Pick out each line in these entries that contains the string "lateinisch".

+++ Input material +++

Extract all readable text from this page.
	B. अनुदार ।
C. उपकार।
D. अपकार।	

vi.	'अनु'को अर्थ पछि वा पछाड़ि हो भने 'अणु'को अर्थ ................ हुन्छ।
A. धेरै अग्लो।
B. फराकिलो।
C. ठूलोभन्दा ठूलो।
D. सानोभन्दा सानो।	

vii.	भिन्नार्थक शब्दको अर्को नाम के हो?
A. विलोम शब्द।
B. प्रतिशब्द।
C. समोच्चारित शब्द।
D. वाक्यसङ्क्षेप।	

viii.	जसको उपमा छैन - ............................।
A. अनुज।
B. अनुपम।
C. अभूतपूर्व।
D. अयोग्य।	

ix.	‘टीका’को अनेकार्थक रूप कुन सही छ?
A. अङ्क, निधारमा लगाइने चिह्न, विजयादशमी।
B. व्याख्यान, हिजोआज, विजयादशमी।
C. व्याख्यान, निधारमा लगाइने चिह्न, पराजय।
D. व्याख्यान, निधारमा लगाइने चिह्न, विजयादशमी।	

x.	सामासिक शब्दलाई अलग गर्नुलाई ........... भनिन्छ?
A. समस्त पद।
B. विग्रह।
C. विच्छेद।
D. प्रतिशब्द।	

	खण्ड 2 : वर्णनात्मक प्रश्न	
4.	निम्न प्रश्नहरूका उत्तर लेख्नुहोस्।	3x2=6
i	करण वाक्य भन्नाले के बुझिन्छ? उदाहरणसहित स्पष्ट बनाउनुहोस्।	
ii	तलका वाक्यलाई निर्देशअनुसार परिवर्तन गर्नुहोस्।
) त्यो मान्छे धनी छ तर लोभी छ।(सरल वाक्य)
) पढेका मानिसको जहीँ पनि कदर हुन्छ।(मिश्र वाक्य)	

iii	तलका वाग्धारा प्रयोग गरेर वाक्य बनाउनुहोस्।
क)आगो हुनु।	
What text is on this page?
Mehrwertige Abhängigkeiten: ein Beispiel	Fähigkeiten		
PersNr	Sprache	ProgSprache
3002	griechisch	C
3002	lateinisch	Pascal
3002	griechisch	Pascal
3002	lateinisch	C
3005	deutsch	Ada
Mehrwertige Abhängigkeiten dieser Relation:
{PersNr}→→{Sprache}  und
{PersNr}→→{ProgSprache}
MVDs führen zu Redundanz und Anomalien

+++

# Written solution:
3002	lateinisch	Pascal
3002	lateinisch	C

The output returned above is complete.